South Africa's most influential man has whites running scared
RISING leader Julius Malema demands expropriation of all white-owned land.
So much headway, in fact, that there are those who believe the 30-year-old leader of the powerful African National Congress Youth League is fast closing in on President Jacob Zuma and is preparing to challenge him. In a way, it recalls the audacious manner in which, in the 1950s, Nelson Mandela led a rebellion against a reluctant ANC leadership, forcing it to begin the armed struggle against apartheid.
Perhaps a little nervously, Zuma, 69, has spoken of Malema - a man whose rhetoric sends shivers down the collective spine of moderates, especially whites - as the future leader of South Africa. Peter Bruce, editor of the influential Johannesburg Business Day newspaper, has described him as "arguably the most influential person in the country". That's Malema he's talking about, not Zuma.
Bruce goes on to declare that: "It will be hard for anyone to get elected president of the ANC ... without (Malema's) support. A kingmaker supreme, he is all but king himself. Take a bow, President Jacob Zuma; what an incredible success your leadership of party and country has been."

**DATA ENTRIES**
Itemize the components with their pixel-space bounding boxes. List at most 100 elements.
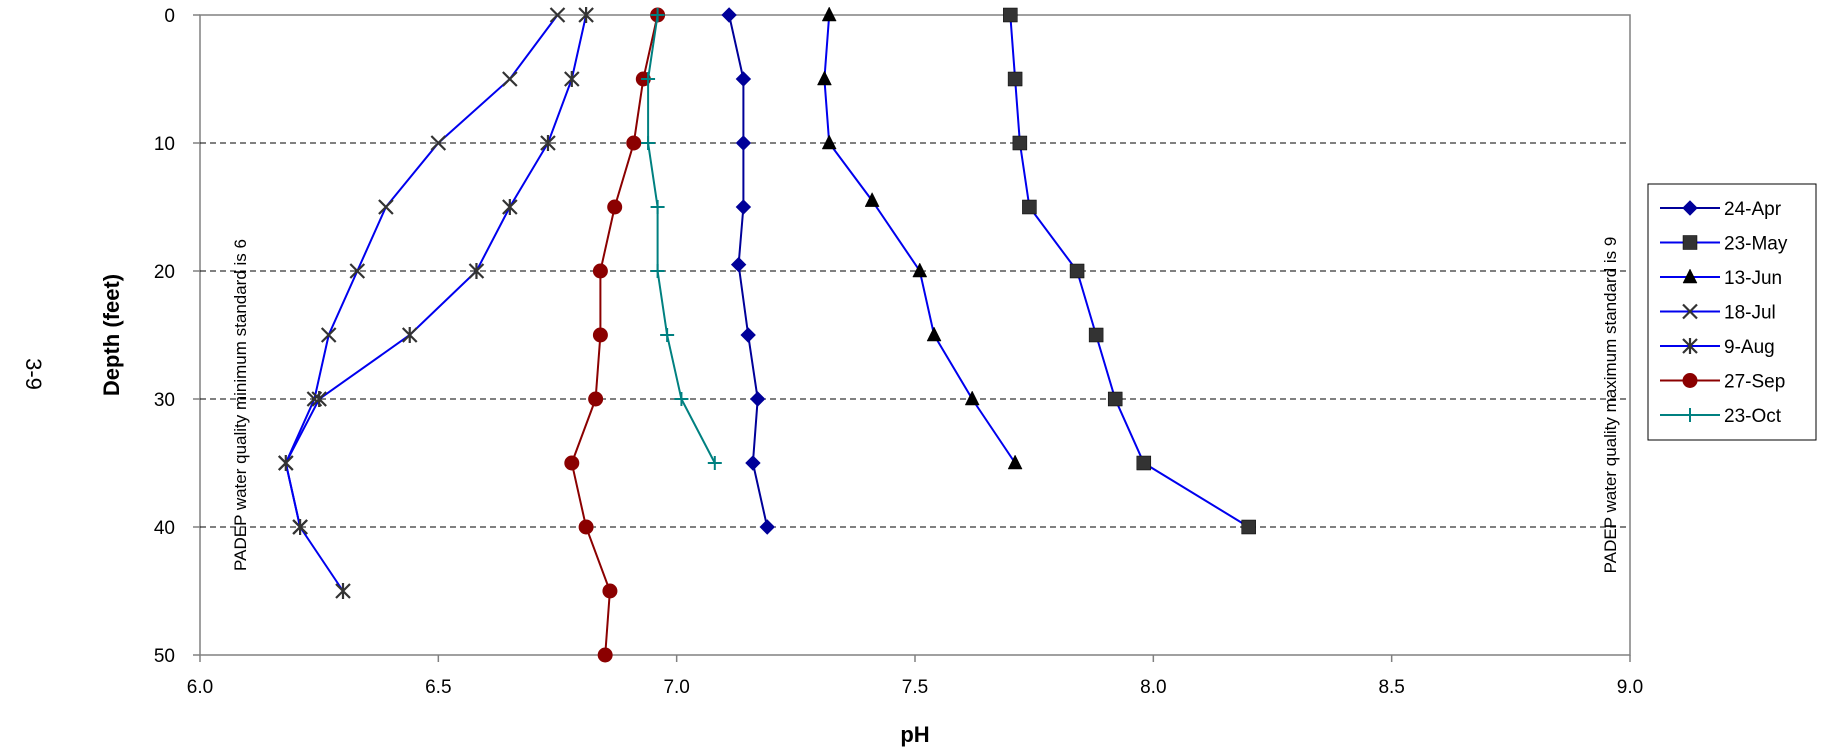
data-point-18-Jul: [430, 135, 447, 151]
legend-item-18-Jul: 18-Jul: [1660, 303, 1776, 324]
data-point-18-Jul: [320, 327, 337, 343]
data-point-27-Sep: [592, 263, 608, 279]
data-point-9-Aug: [278, 455, 294, 471]
y-tick-label: 50: [154, 646, 175, 667]
data-point-23-May: [1022, 199, 1037, 215]
data-point-9-Aug: [540, 135, 556, 151]
x-tick-label: 8.5: [1378, 677, 1404, 698]
series-13-Jun: [817, 6, 1023, 470]
data-point-27-Sep: [626, 135, 642, 151]
plot-area: [199, 14, 1631, 656]
data-point-23-Oct: [660, 328, 675, 342]
series-line-23-Oct: [647, 14, 716, 464]
x-tick-label: 8.0: [1140, 677, 1166, 698]
data-point-13-Jun: [926, 326, 942, 342]
data-point-24-Apr: [735, 135, 752, 151]
data-point-24-Apr: [730, 256, 747, 273]
data-point-18-Jul: [502, 71, 518, 87]
data-point-24-Apr: [745, 455, 761, 471]
data-point-27-Sep: [602, 583, 618, 599]
y-tick-label: 20: [154, 262, 175, 283]
legend-marker: [1682, 200, 1698, 216]
x-tick-label: 7.5: [902, 677, 928, 698]
data-point-27-Sep: [564, 455, 580, 471]
data-point-13-Jun: [817, 70, 832, 86]
data-point-24-Apr: [749, 391, 766, 407]
y-axis-title: Depth (feet): [99, 274, 124, 396]
legend-label: 24-Apr: [1724, 199, 1782, 220]
legend-item-27-Sep: 27-Sep: [1660, 372, 1785, 393]
series-line-9-Aug: [284, 14, 588, 592]
legend-marker: [1682, 303, 1698, 320]
series-27-Sep: [564, 7, 666, 663]
y-tick-label: 30: [154, 390, 175, 411]
x-axis-ticks: 6.0 6.5 7.0 7.5 8.0 8.5 9.0: [187, 655, 1643, 698]
page-number: 3-9: [21, 358, 46, 390]
data-point-24-Apr: [759, 519, 775, 535]
x-tick-label: 6.0: [187, 677, 213, 698]
data-point-23-May: [1088, 327, 1104, 343]
x-tick-label: 9.0: [1617, 677, 1643, 698]
data-point-9-Aug: [502, 199, 518, 215]
data-point-23-Oct: [707, 456, 722, 470]
min-standard-annotation: PADEP water quality minimum standard is …: [231, 239, 250, 571]
x-axis-title: pH: [900, 722, 929, 747]
data-point-27-Sep: [607, 199, 623, 215]
legend-label: 23-May: [1724, 234, 1788, 255]
data-point-13-Jun: [821, 134, 837, 150]
data-point-27-Sep: [597, 647, 613, 663]
data-point-23-Oct: [641, 136, 656, 150]
legend-marker: [1682, 338, 1698, 354]
data-point-18-Jul: [378, 199, 394, 215]
data-point-13-Jun: [864, 192, 880, 207]
legend-marker: [1682, 268, 1698, 284]
data-point-23-Oct: [674, 392, 689, 406]
data-point-9-Aug: [564, 71, 580, 87]
legend-item-23-May: 23-May: [1660, 234, 1788, 255]
data-point-9-Aug: [578, 7, 594, 23]
series-line-13-Jun: [823, 14, 1016, 464]
data-point-23-May: [1003, 7, 1018, 23]
legend-item-24-Apr: 24-Apr: [1660, 199, 1782, 220]
legend-item-23-Oct: 23-Oct: [1660, 406, 1782, 427]
data-point-27-Sep: [578, 519, 594, 535]
data-point-24-Apr: [735, 71, 752, 87]
data-point-13-Jun: [821, 6, 837, 22]
legend-marker: [1683, 408, 1697, 422]
legend-item-9-Aug: 9-Aug: [1660, 337, 1775, 358]
x-tick-label: 6.5: [425, 677, 451, 698]
data-point-9-Aug: [311, 391, 327, 407]
series-24-Apr: [721, 7, 775, 535]
data-point-23-Oct: [641, 72, 656, 86]
data-point-24-Apr: [735, 199, 752, 215]
data-point-27-Sep: [592, 327, 608, 343]
max-standard-annotation: PADEP water quality maximum standard is …: [1601, 237, 1620, 574]
legend-label: 9-Aug: [1724, 337, 1775, 358]
data-point-23-Oct: [650, 200, 665, 214]
y-tick-label: 10: [154, 134, 175, 155]
data-point-18-Jul: [549, 7, 566, 23]
data-point-23-May: [1007, 71, 1023, 87]
y-tick-label: 0: [164, 6, 175, 27]
series-23-Oct: [641, 8, 722, 470]
data-point-13-Jun: [964, 390, 980, 406]
data-point-9-Aug: [468, 263, 485, 279]
data-point-27-Sep: [588, 391, 604, 407]
data-point-23-May: [1012, 135, 1028, 151]
legend-marker: [1682, 373, 1698, 388]
x-tick-label: 7.0: [663, 677, 689, 698]
data-point-23-Oct: [650, 8, 665, 22]
data-point-23-Oct: [650, 264, 665, 278]
y-tick-label: 40: [154, 518, 175, 539]
data-point-24-Apr: [721, 7, 737, 23]
legend-item-13-Jun: 13-Jun: [1660, 268, 1782, 289]
series-9-Aug: [278, 7, 594, 599]
data-point-13-Jun: [912, 262, 928, 278]
data-point-18-Jul: [349, 263, 366, 279]
legend-label: 18-Jul: [1724, 303, 1776, 324]
data-point-23-May: [1069, 263, 1085, 279]
data-point-9-Aug: [401, 327, 418, 343]
legend-marker: [1682, 235, 1698, 250]
data-point-24-Apr: [740, 327, 756, 343]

**GOALS**
- 1) Answer these questions from the article on Julius Malema:
(a) What does Malema demand regarding land?
(b) How old is President Jacob Zuma?
(c) Who is the editor of the Johannesburg Business Day newspaper?
- 2) Echo the stretch of the Malema article from "So much headway, in" through "struggle against apartheid.".
- 3) Proceed with the article on Julius Malema from the point where it stops.
The data comes from a different source than the article on Julius Malema.

**TASK-BY-TASK ANSWERS**
- 1)
(a) Expropriation of all white-owned land.
(b) 69.
(c) Peter Bruce.

- 2)
So much headway, in fact, that there are those who believe the 30-year-old leader of the powerful African National Congress Youth League is fast closing in on President Jacob Zuma and is preparing to challenge him. In a way, it recalls the audacious manner in which, in the 1950s, Nelson Mandela led a rebellion against a reluctant ANC leadership, forcing it to begin the armed struggle against apartheid.

- 3)
So, what to make of the meteoric rise and rise of "Juju" Malema, as he emerges ever more powerful in a country still overcoming the ravages of apartheid, taunting whites by singing the liberation war anthem "Shoot the Boer" (Boer being the Afrikaans word for farmer, but in this context a derogatory term for whites) and making it plain his heroes are Robert Mugabe - who seized white farms without compensation and forced international mining companies to hand over 51 per cent of their assets - Fidel Castro and Muammar Gaddafi?
That Malema is powerful is beyond doubt. Despite all the misgivings about him within the ANC leadership, he has just been re-elected unopposed as leader of the Youth League, a position of immense significance in party structures. There had been talk of derailing his campaign. It didn't happen. He's more influential than ever.
And what seems clear is that as much as they deride him, seeking to point out that his demands for the expropriation of white land and nationalisation are not ANC policy, the party's establishment fears him. For Malema, although he had a poor school record, taking seven years to finish high school at the age of 21, has shown rat cunning as a savvy political operator, tapping into the grievances of the masses of impoverished South Africans. For them, ANC rule has brought little relief.
Fifty per cent of young black South Africans are jobless, with little prospect of ever being employed. Most leave school with no qualifications. Their lot is miserable, living in squalid shanty towns surrounded by crime and drugs and HIV/AIDS. There are millions of them.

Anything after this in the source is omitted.